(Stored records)
#####

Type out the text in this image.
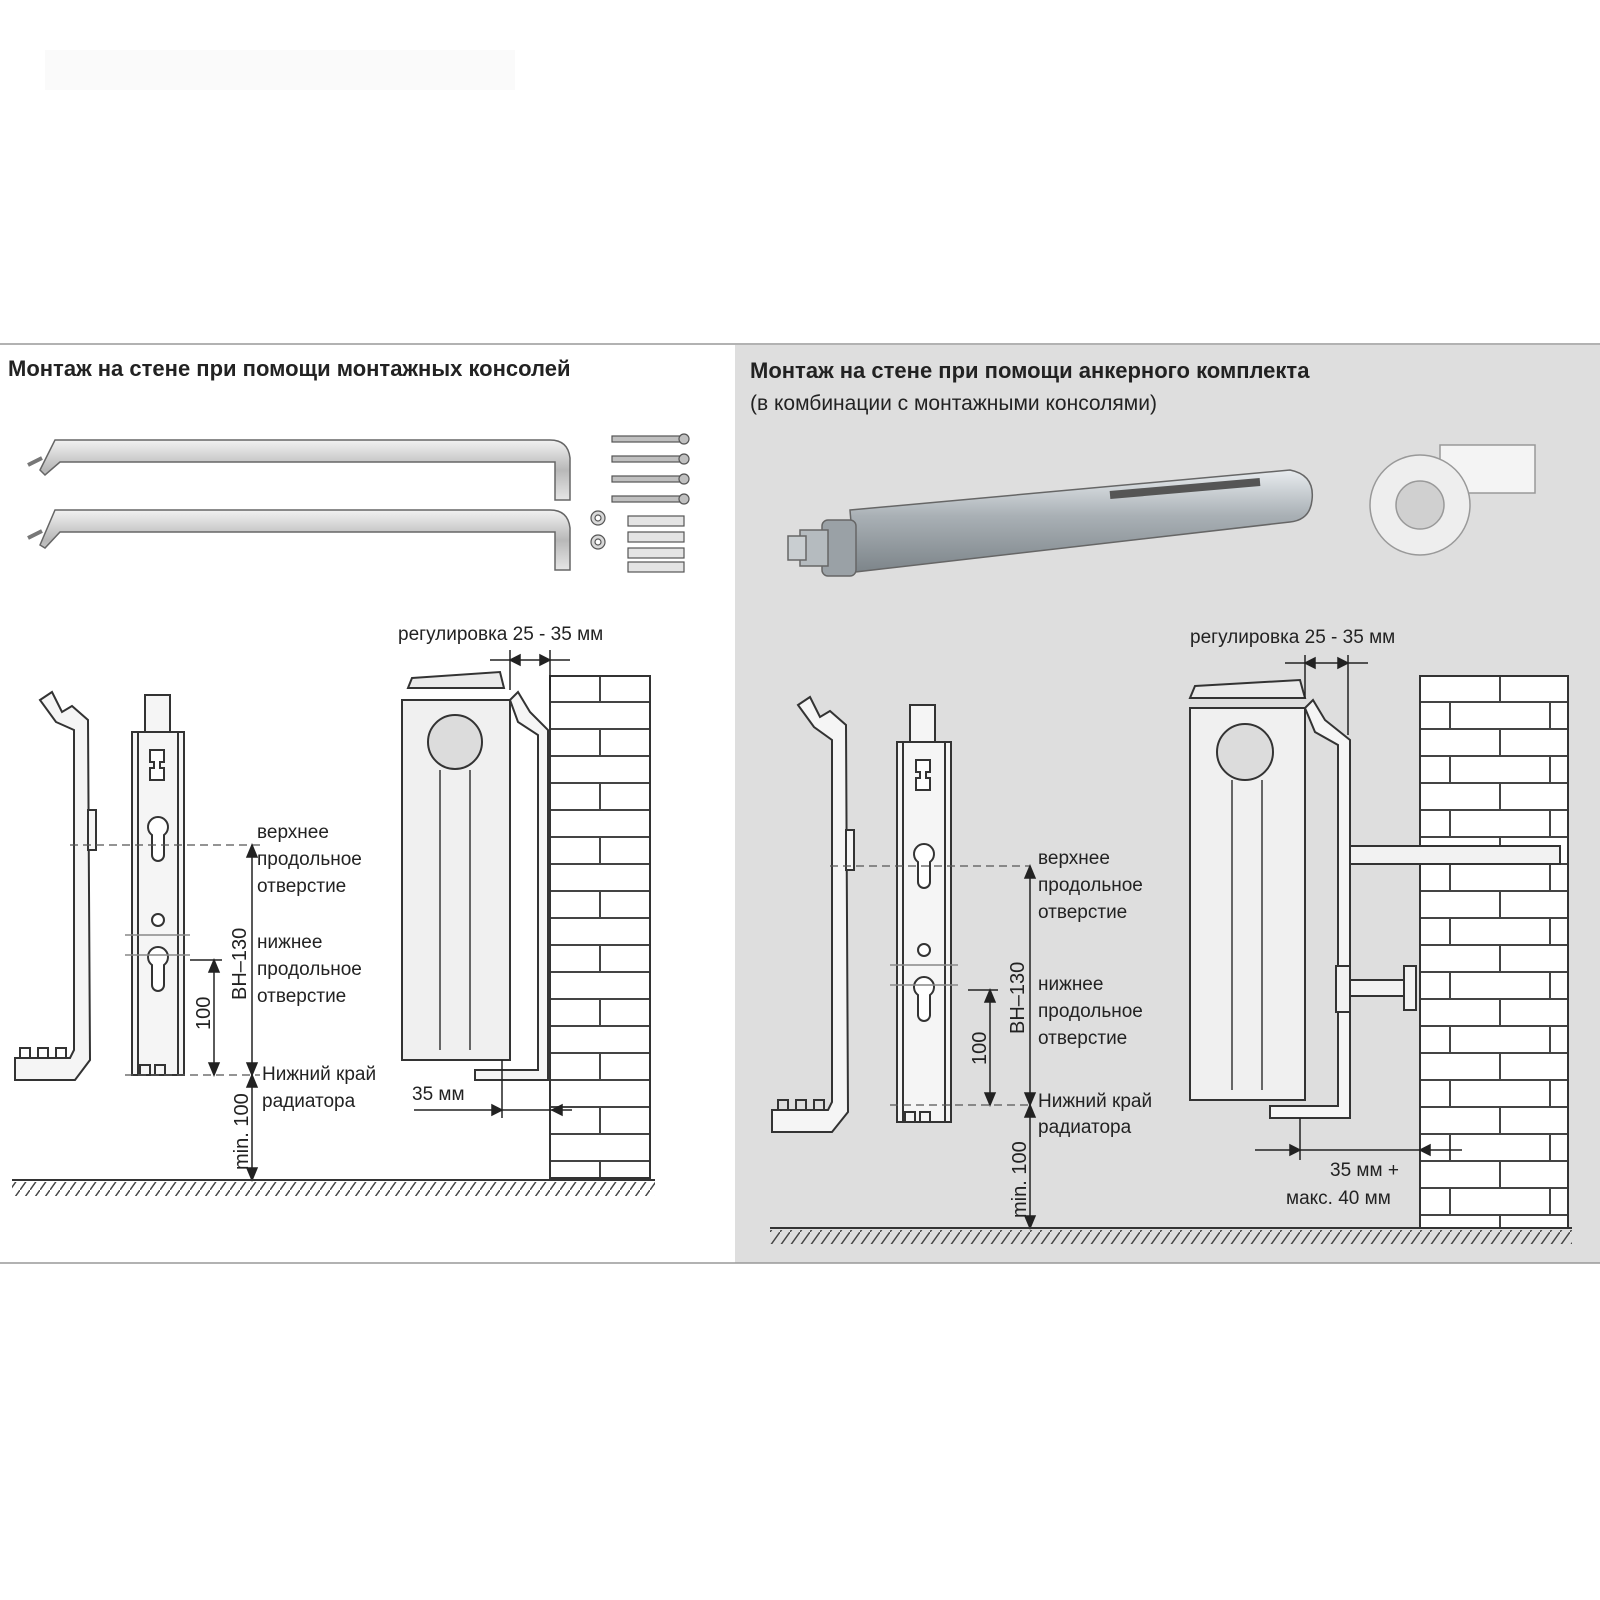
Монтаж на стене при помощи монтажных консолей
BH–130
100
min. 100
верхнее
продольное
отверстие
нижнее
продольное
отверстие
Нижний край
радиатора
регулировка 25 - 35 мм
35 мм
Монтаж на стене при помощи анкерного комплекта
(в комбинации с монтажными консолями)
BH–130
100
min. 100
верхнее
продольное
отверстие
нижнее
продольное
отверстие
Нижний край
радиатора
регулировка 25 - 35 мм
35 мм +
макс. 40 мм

#####

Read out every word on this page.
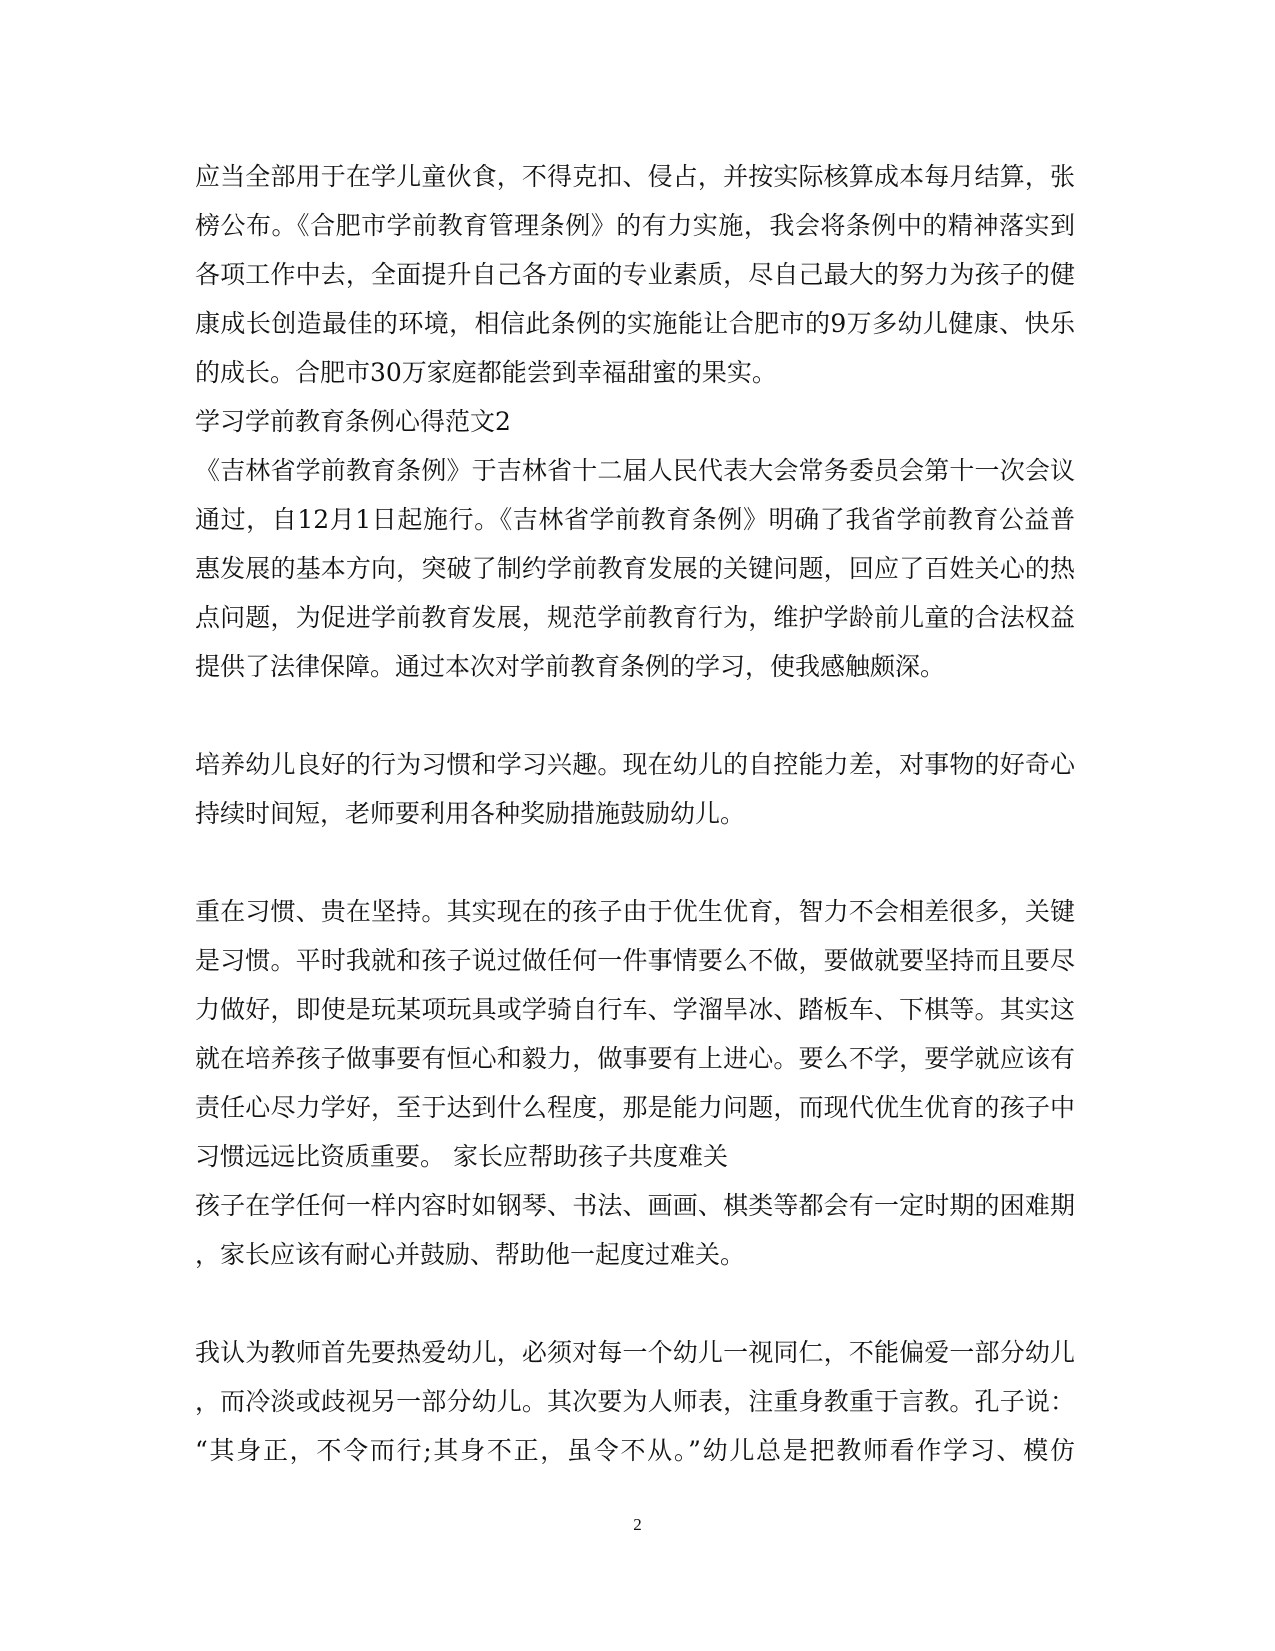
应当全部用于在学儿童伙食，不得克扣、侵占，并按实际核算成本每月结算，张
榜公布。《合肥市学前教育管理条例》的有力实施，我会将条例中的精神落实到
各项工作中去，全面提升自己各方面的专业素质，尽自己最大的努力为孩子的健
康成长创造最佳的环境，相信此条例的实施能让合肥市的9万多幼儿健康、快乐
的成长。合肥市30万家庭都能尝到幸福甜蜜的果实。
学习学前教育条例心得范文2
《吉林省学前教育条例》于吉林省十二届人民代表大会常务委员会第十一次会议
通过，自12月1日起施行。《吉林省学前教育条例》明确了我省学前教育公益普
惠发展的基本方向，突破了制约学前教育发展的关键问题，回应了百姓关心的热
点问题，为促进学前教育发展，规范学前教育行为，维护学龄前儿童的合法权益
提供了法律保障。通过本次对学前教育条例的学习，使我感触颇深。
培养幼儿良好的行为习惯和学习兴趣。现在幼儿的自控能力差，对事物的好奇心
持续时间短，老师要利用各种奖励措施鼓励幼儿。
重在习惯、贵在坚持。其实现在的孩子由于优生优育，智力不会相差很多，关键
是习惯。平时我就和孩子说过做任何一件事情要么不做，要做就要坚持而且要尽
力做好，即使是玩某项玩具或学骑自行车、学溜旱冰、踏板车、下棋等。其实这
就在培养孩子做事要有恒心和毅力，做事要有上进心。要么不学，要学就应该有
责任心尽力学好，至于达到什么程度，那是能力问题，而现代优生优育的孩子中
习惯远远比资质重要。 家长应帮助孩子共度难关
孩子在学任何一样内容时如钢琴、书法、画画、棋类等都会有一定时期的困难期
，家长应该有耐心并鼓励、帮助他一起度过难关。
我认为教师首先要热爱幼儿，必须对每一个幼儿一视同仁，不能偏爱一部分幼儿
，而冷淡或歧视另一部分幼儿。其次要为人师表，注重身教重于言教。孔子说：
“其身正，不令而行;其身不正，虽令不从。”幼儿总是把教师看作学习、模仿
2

#####

Work to be completed |
Copy every line of the records above that holds the word "吉林省学前教育条例".

Response to this task |
《吉林省学前教育条例》于吉林省十二届人民代表大会常务委员会第十一次会议
通过，自12月1日起施行。《吉林省学前教育条例》明确了我省学前教育公益普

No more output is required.